Rows from a dataset:
◇ ◇ ◇ ◇

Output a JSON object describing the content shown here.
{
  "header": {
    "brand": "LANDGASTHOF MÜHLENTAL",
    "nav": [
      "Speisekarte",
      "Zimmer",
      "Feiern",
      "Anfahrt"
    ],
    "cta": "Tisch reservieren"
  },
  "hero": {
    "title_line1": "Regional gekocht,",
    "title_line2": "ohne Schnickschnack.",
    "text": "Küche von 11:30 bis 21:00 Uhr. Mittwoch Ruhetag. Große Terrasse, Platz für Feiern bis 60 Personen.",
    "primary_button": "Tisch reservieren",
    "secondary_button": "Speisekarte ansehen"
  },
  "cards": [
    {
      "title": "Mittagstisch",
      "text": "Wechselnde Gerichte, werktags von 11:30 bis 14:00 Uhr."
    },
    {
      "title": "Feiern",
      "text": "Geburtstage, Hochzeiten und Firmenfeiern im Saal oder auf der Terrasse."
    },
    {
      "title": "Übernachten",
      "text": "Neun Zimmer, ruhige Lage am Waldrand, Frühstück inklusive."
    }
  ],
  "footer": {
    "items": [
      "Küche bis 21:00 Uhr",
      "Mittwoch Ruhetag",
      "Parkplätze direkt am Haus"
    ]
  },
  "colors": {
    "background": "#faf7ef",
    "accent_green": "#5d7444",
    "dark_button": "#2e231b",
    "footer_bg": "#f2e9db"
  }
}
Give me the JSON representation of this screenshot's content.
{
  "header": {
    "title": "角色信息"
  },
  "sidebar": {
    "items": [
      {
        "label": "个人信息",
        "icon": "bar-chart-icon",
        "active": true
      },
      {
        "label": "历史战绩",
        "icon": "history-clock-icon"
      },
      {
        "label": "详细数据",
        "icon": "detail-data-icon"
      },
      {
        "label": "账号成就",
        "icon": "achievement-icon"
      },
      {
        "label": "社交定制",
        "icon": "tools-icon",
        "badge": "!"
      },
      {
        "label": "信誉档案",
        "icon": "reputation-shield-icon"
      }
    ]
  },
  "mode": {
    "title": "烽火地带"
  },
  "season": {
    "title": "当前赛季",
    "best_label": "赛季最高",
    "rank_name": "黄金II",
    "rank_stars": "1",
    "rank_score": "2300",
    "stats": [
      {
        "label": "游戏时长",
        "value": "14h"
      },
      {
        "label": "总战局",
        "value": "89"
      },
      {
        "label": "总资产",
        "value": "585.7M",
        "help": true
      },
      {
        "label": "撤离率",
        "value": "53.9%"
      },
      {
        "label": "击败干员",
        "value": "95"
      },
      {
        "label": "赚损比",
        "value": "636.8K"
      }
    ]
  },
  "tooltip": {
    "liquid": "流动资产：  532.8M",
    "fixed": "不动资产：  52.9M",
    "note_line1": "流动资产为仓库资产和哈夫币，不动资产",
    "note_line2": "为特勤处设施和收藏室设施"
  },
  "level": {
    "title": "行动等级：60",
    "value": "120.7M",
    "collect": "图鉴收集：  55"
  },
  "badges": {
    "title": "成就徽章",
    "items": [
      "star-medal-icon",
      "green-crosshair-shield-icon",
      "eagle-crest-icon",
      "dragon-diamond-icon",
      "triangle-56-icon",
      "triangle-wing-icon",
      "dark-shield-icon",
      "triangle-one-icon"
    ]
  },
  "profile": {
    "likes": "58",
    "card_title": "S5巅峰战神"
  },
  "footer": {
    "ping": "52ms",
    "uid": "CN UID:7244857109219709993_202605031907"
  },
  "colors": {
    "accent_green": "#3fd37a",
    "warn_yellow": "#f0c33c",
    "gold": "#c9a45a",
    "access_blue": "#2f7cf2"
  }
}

◇ ◇ ◇ ◇

### DIRECTIONS FOR THIS TASK
Type the material above out again, exactly.

### SOLUTION BELOW
Output a JSON object describing the content shown here.
{
  "header": {
    "brand": "LANDGASTHOF MÜHLENTAL",
    "nav": [
      "Speisekarte",
      "Zimmer",
      "Feiern",
      "Anfahrt"
    ],
    "cta": "Tisch reservieren"
  },
  "hero": {
    "title_line1": "Regional gekocht,",
    "title_line2": "ohne Schnickschnack.",
    "text": "Küche von 11:30 bis 21:00 Uhr. Mittwoch Ruhetag. Große Terrasse, Platz für Feiern bis 60 Personen.",
    "primary_button": "Tisch reservieren",
    "secondary_button": "Speisekarte ansehen"
  },
  "cards": [
    {
      "title": "Mittagstisch",
      "text": "Wechselnde Gerichte, werktags von 11:30 bis 14:00 Uhr."
    },
    {
      "title": "Feiern",
      "text": "Geburtstage, Hochzeiten und Firmenfeiern im Saal oder auf der Terrasse."
    },
    {
      "title": "Übernachten",
      "text": "Neun Zimmer, ruhige Lage am Waldrand, Frühstück inklusive."
    }
  ],
  "footer": {
    "items": [
      "Küche bis 21:00 Uhr",
      "Mittwoch Ruhetag",
      "Parkplätze direkt am Haus"
    ]
  },
  "colors": {
    "background": "#faf7ef",
    "accent_green": "#5d7444",
    "dark_button": "#2e231b",
    "footer_bg": "#f2e9db"
  }
}
Give me the JSON representation of this screenshot's content.
{
  "header": {
    "title": "角色信息"
  },
  "sidebar": {
    "items": [
      {
        "label": "个人信息",
        "icon": "bar-chart-icon",
        "active": true
      },
      {
        "label": "历史战绩",
        "icon": "history-clock-icon"
      },
      {
        "label": "详细数据",
        "icon": "detail-data-icon"
      },
      {
        "label": "账号成就",
        "icon": "achievement-icon"
      },
      {
        "label": "社交定制",
        "icon": "tools-icon",
        "badge": "!"
      },
      {
        "label": "信誉档案",
        "icon": "reputation-shield-icon"
      }
    ]
  },
  "mode": {
    "title": "烽火地带"
  },
  "season": {
    "title": "当前赛季",
    "best_label": "赛季最高",
    "rank_name": "黄金II",
    "rank_stars": "1",
    "rank_score": "2300",
    "stats": [
      {
        "label": "游戏时长",
        "value": "14h"
      },
      {
        "label": "总战局",
        "value": "89"
      },
      {
        "label": "总资产",
        "value": "585.7M",
        "help": true
      },
      {
        "label": "撤离率",
        "value": "53.9%"
      },
      {
        "label": "击败干员",
        "value": "95"
      },
      {
        "label": "赚损比",
        "value": "636.8K"
      }
    ]
  },
  "tooltip": {
    "liquid": "流动资产：  532.8M",
    "fixed": "不动资产：  52.9M",
    "note_line1": "流动资产为仓库资产和哈夫币，不动资产",
    "note_line2": "为特勤处设施和收藏室设施"
  },
  "level": {
    "title": "行动等级：60",
    "value": "120.7M",
    "collect": "图鉴收集：  55"
  },
  "badges": {
    "title": "成就徽章",
    "items": [
      "star-medal-icon",
      "green-crosshair-shield-icon",
      "eagle-crest-icon",
      "dragon-diamond-icon",
      "triangle-56-icon",
      "triangle-wing-icon",
      "dark-shield-icon",
      "triangle-one-icon"
    ]
  },
  "profile": {
    "likes": "58",
    "card_title": "S5巅峰战神"
  },
  "footer": {
    "ping": "52ms",
    "uid": "CN UID:7244857109219709993_202605031907"
  },
  "colors": {
    "accent_green": "#3fd37a",
    "warn_yellow": "#f0c33c",
    "gold": "#c9a45a",
    "access_blue": "#2f7cf2"
  }
}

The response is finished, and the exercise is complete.